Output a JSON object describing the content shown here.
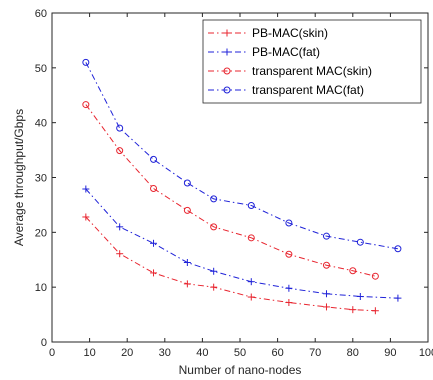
{
  "chart_data": {
    "type": "line",
    "title": "",
    "xlabel": "Number of nano-nodes",
    "ylabel": "Average throughput/Gbps",
    "xlim": [
      0,
      100
    ],
    "ylim": [
      0,
      60
    ],
    "xticks": [
      0,
      10,
      20,
      30,
      40,
      50,
      60,
      70,
      80,
      90,
      100
    ],
    "yticks": [
      0,
      10,
      20,
      30,
      40,
      50,
      60
    ],
    "grid": false,
    "legend_position": "top-right",
    "series": [
      {
        "name": "PB-MAC(skin)",
        "color": "#e8252f",
        "marker": "plus",
        "line_style": "dash-dot",
        "x": [
          9,
          18,
          27,
          36,
          43,
          53,
          63,
          73,
          80,
          86
        ],
        "y": [
          22.8,
          16.1,
          12.6,
          10.6,
          10.0,
          8.2,
          7.2,
          6.4,
          5.9,
          5.7
        ]
      },
      {
        "name": "PB-MAC(fat)",
        "color": "#1f22d8",
        "marker": "plus",
        "line_style": "dash-dot",
        "x": [
          9,
          18,
          27,
          36,
          43,
          53,
          63,
          73,
          82,
          92
        ],
        "y": [
          27.9,
          21.0,
          18.0,
          14.5,
          12.9,
          11.0,
          9.8,
          8.8,
          8.3,
          8.0
        ]
      },
      {
        "name": "transparent MAC(skin)",
        "color": "#e8252f",
        "marker": "circle",
        "line_style": "dash-dot",
        "x": [
          9,
          18,
          27,
          36,
          43,
          53,
          63,
          73,
          80,
          86
        ],
        "y": [
          43.3,
          34.9,
          28.0,
          24.0,
          21.0,
          19.0,
          16.0,
          14.0,
          13.0,
          12.0
        ]
      },
      {
        "name": "transparent MAC(fat)",
        "color": "#1f22d8",
        "marker": "circle",
        "line_style": "dash-dot",
        "x": [
          9,
          18,
          27,
          36,
          43,
          53,
          63,
          73,
          82,
          92
        ],
        "y": [
          51.0,
          39.0,
          33.3,
          29.0,
          26.1,
          24.9,
          21.7,
          19.3,
          18.2,
          17.0
        ]
      }
    ]
  }
}
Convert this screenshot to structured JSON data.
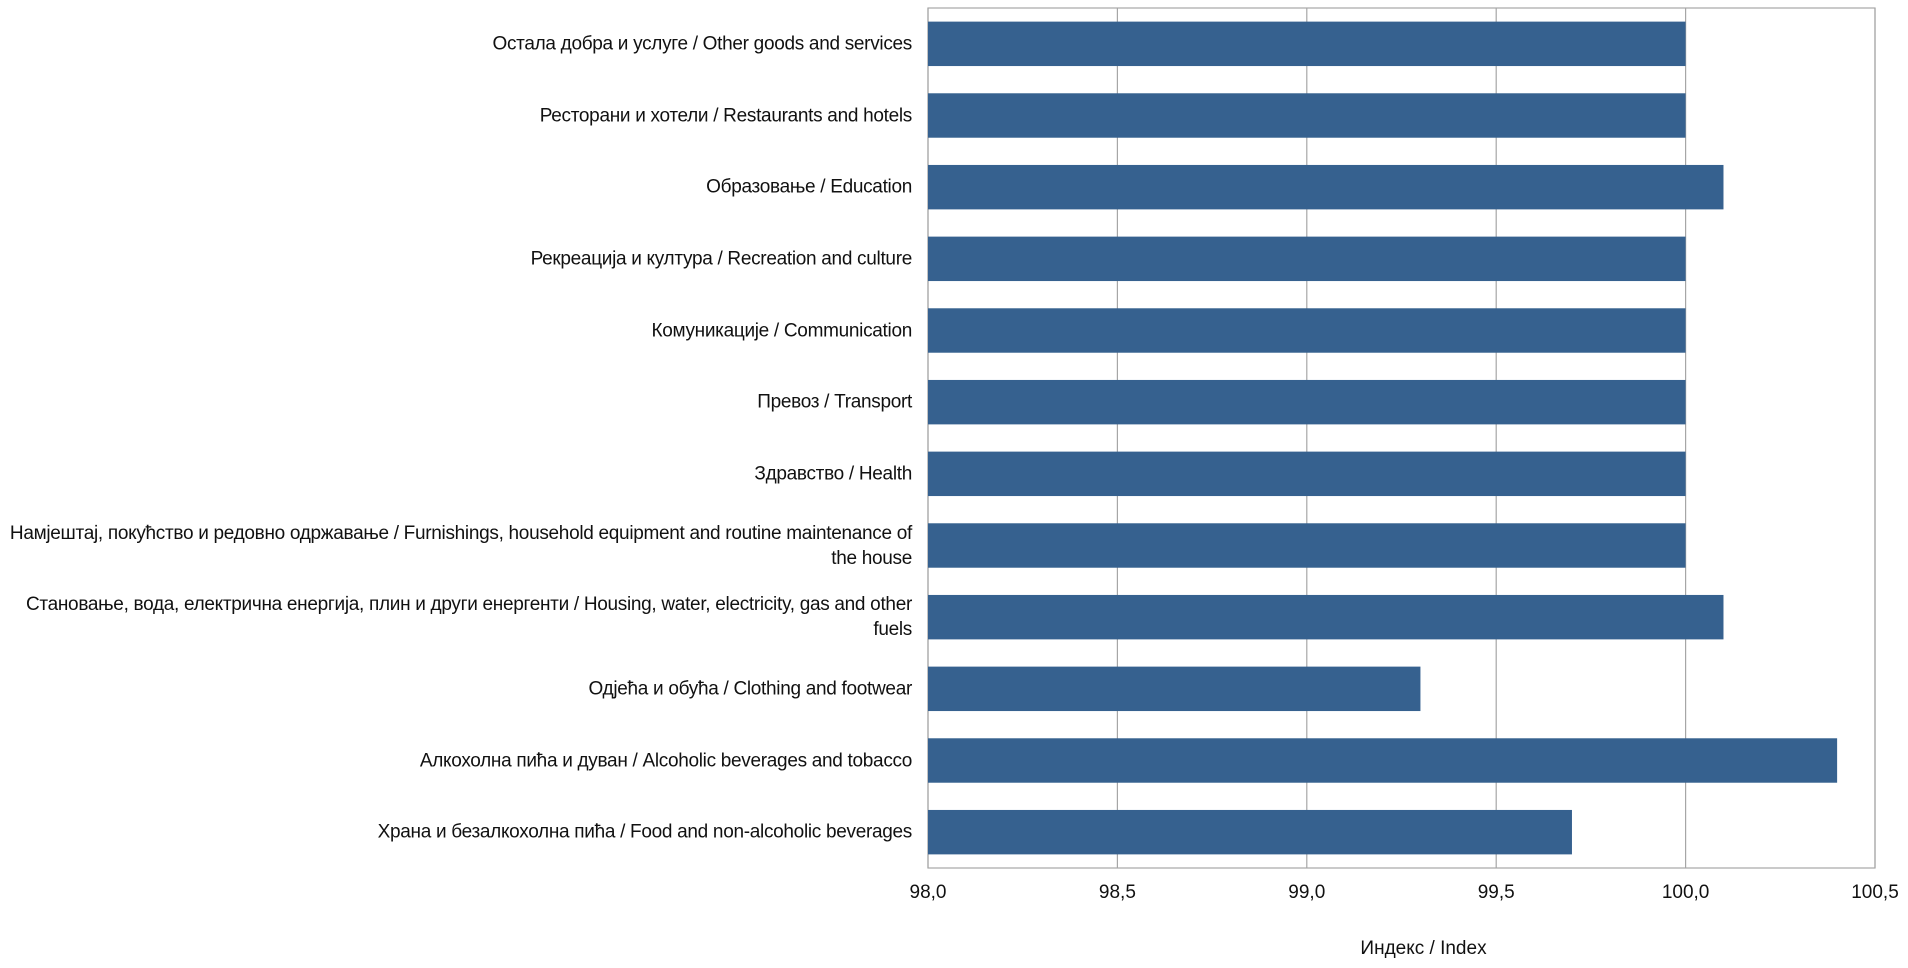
{
  "chart_data": {
    "type": "bar",
    "orientation": "horizontal",
    "categories": [
      "Остала добра и услуге / Other goods and services",
      "Ресторани и хотели / Restaurants and hotels",
      "Образовање / Education",
      "Рекреација и култура / Recreation and culture",
      "Комуникације / Communication",
      "Превоз / Transport",
      "Здравство / Health",
      "Намјештај, покућство и редовно одржавање / Furnishings, household equipment and routine maintenance of the house",
      "Становање, вода, електрична енергија, плин и други енергенти / Housing, water, electricity, gas and other fuels",
      "Одјећа и обућа / Clothing and footwear",
      "Алкохолна пића и дуван / Alcoholic beverages and tobacco",
      "Храна и безалкохолна пића / Food and non-alcoholic beverages"
    ],
    "values": [
      100.0,
      100.0,
      100.1,
      100.0,
      100.0,
      100.0,
      100.0,
      100.0,
      100.1,
      99.3,
      100.4,
      99.7
    ],
    "xlim": [
      98.0,
      100.5
    ],
    "xticks": [
      "98,0",
      "98,5",
      "99,0",
      "99,5",
      "100,0",
      "100,5"
    ],
    "xtick_values": [
      98.0,
      98.5,
      99.0,
      99.5,
      100.0,
      100.5
    ],
    "xlabel": "Индекс / Index",
    "ylabel": "",
    "title": "",
    "grid": "vertical",
    "legend": "none",
    "bar_color": "#36618F",
    "grid_color": "#A6A6A6"
  }
}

## YOUR OBJECTIVE
Exclude the pictures and transcribe all of the entries exactly.

## EXERCISE RESULT
Output a JSON object describing the content shown here.
{
  "chart_data": {
    "type": "line",
    "title": "",
    "xlabel": "Number of nano-nodes",
    "ylabel": "Average throughput/Gbps",
    "xlim": [
      0,
      100
    ],
    "ylim": [
      0,
      60
    ],
    "xticks": [
      0,
      10,
      20,
      30,
      40,
      50,
      60,
      70,
      80,
      90,
      100
    ],
    "yticks": [
      0,
      10,
      20,
      30,
      40,
      50,
      60
    ],
    "grid": false,
    "legend_position": "top-right",
    "series": [
      {
        "name": "PB-MAC(skin)",
        "color": "#e8252f",
        "marker": "plus",
        "line_style": "dash-dot",
        "x": [
          9,
          18,
          27,
          36,
          43,
          53,
          63,
          73,
          80,
          86
        ],
        "y": [
          22.8,
          16.1,
          12.6,
          10.6,
          10.0,
          8.2,
          7.2,
          6.4,
          5.9,
          5.7
        ]
      },
      {
        "name": "PB-MAC(fat)",
        "color": "#1f22d8",
        "marker": "plus",
        "line_style": "dash-dot",
        "x": [
          9,
          18,
          27,
          36,
          43,
          53,
          63,
          73,
          82,
          92
        ],
        "y": [
          27.9,
          21.0,
          18.0,
          14.5,
          12.9,
          11.0,
          9.8,
          8.8,
          8.3,
          8.0
        ]
      },
      {
        "name": "transparent MAC(skin)",
        "color": "#e8252f",
        "marker": "circle",
        "line_style": "dash-dot",
        "x": [
          9,
          18,
          27,
          36,
          43,
          53,
          63,
          73,
          80,
          86
        ],
        "y": [
          43.3,
          34.9,
          28.0,
          24.0,
          21.0,
          19.0,
          16.0,
          14.0,
          13.0,
          12.0
        ]
      },
      {
        "name": "transparent MAC(fat)",
        "color": "#1f22d8",
        "marker": "circle",
        "line_style": "dash-dot",
        "x": [
          9,
          18,
          27,
          36,
          43,
          53,
          63,
          73,
          82,
          92
        ],
        "y": [
          51.0,
          39.0,
          33.3,
          29.0,
          26.1,
          24.9,
          21.7,
          19.3,
          18.2,
          17.0
        ]
      }
    ]
  }
}
Convert this screenshot to structured JSON data.
{
  "chart_data": {
    "type": "bar",
    "orientation": "horizontal",
    "categories": [
      "Остала добра и услуге / Other goods and services",
      "Ресторани и хотели / Restaurants and hotels",
      "Образовање / Education",
      "Рекреација и култура / Recreation and culture",
      "Комуникације / Communication",
      "Превоз / Transport",
      "Здравство / Health",
      "Намјештај, покућство и редовно одржавање / Furnishings, household equipment and routine maintenance of the house",
      "Становање, вода, електрична енергија, плин и други енергенти / Housing, water, electricity, gas and other fuels",
      "Одјећа и обућа / Clothing and footwear",
      "Алкохолна пића и дуван / Alcoholic beverages and tobacco",
      "Храна и безалкохолна пића / Food and non-alcoholic beverages"
    ],
    "values": [
      100.0,
      100.0,
      100.1,
      100.0,
      100.0,
      100.0,
      100.0,
      100.0,
      100.1,
      99.3,
      100.4,
      99.7
    ],
    "xlim": [
      98.0,
      100.5
    ],
    "xticks": [
      "98,0",
      "98,5",
      "99,0",
      "99,5",
      "100,0",
      "100,5"
    ],
    "xtick_values": [
      98.0,
      98.5,
      99.0,
      99.5,
      100.0,
      100.5
    ],
    "xlabel": "Индекс / Index",
    "ylabel": "",
    "title": "",
    "grid": "vertical",
    "legend": "none",
    "bar_color": "#36618F",
    "grid_color": "#A6A6A6"
  }
}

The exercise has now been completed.